Extracted records:
——

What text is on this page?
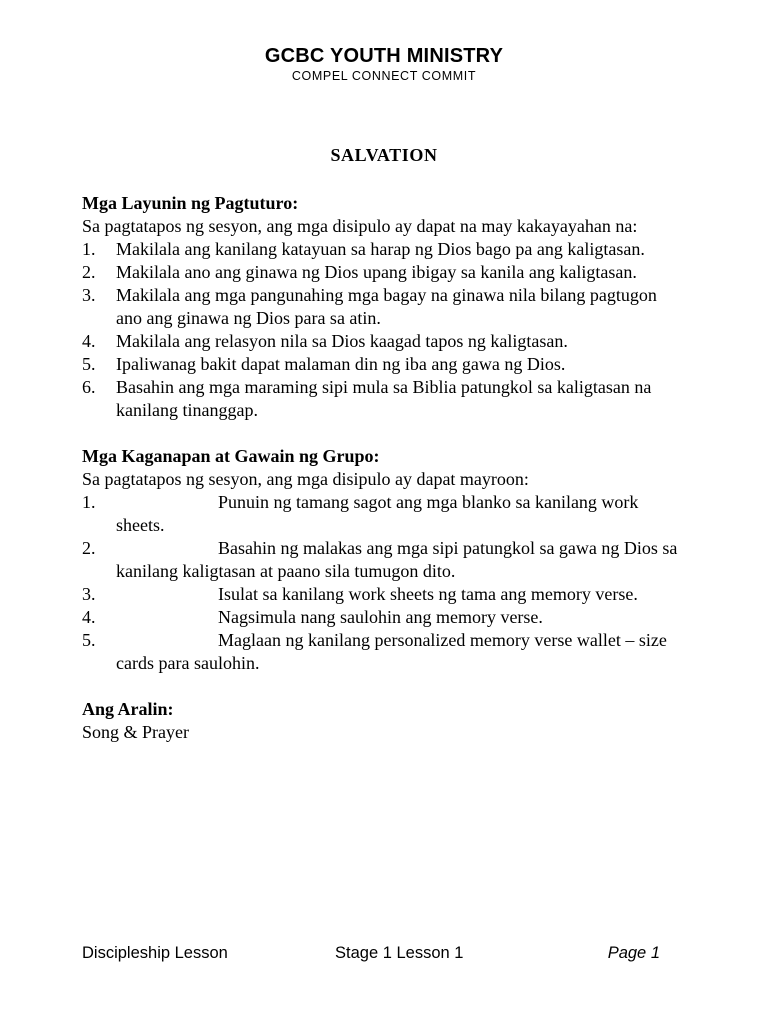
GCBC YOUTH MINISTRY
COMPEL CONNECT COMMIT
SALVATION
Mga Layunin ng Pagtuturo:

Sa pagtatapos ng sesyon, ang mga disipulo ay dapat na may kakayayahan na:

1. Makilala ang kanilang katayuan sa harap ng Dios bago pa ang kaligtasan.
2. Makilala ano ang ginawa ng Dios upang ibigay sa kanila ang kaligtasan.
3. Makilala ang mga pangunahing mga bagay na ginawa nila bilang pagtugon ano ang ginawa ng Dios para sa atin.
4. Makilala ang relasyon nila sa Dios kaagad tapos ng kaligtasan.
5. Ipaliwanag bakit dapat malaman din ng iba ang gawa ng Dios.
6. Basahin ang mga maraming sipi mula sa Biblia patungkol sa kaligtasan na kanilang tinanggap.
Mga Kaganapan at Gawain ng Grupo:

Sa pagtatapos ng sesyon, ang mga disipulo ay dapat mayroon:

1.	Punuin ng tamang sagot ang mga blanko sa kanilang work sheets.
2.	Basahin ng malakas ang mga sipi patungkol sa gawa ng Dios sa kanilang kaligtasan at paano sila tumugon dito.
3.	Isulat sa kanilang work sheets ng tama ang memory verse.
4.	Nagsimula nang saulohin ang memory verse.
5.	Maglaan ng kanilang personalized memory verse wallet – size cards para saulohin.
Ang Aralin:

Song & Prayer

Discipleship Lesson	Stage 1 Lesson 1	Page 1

——

SHORT PROBLEM
Using the material above, report each line where "sipi" occurs.

EXPECTED OUTPUT
6. Basahin ang mga maraming sipi mula sa Biblia patungkol sa kaligtasan na kanilang tinanggap.
2.	Basahin ng malakas ang mga sipi patungkol sa gawa ng Dios sa kanilang kaligtasan at paano sila tumugon dito.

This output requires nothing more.